Recorded data:

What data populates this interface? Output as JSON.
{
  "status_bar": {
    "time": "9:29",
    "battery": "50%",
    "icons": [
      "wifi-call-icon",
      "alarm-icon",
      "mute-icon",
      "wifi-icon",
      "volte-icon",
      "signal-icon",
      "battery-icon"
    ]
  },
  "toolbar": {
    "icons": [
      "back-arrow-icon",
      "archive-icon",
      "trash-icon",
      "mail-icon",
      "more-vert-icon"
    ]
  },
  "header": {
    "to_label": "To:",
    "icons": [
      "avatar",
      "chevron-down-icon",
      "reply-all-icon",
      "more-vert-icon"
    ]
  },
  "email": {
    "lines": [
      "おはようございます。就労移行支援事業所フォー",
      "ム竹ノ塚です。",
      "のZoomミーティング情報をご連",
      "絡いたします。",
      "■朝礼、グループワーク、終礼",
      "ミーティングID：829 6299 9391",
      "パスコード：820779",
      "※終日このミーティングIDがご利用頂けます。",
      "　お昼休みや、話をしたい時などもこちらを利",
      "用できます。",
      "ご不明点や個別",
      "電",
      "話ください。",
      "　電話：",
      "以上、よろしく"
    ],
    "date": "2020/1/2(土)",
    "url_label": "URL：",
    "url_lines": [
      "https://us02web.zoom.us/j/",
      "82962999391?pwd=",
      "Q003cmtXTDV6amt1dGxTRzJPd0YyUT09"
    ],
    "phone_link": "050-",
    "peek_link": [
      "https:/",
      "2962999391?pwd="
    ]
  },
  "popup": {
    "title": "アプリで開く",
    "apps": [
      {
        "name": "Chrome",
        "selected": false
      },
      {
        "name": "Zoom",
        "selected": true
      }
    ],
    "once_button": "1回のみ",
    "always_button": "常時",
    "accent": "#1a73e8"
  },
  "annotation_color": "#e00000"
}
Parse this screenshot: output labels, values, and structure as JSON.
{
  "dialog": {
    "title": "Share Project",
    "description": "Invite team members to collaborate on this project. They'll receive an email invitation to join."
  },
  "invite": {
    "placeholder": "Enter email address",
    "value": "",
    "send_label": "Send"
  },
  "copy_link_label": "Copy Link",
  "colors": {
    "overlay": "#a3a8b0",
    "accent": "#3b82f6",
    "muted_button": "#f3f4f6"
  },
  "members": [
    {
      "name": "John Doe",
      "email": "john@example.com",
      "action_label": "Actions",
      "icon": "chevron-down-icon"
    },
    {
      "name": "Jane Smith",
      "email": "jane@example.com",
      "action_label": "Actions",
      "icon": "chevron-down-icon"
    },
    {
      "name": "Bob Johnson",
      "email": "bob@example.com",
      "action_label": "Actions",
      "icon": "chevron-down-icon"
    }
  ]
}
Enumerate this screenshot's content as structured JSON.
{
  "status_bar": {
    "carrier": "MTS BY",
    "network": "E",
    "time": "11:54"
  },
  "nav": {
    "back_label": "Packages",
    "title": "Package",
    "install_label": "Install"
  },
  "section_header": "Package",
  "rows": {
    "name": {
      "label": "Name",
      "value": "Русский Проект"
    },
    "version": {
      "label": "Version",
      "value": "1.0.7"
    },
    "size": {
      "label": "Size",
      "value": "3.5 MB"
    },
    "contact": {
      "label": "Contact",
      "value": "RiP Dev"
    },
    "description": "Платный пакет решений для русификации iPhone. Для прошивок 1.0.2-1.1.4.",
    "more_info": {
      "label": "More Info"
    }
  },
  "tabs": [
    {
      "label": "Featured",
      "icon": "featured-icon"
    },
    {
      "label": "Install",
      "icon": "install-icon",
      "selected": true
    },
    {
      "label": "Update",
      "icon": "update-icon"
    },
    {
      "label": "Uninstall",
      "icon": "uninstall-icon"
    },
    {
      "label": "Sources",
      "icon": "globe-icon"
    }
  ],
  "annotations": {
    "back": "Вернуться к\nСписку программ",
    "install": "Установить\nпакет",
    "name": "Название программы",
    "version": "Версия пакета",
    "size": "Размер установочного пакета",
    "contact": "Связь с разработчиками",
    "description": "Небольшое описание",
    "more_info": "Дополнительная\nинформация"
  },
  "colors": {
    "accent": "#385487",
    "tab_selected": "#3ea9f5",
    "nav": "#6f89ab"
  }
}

Set problem –
Show the lines from the data above that contain the string "JSON".

Correct response –
What data populates this interface? Output as JSON.
Parse this screenshot: output labels, values, and structure as JSON.
Enumerate this screenshot's content as structured JSON.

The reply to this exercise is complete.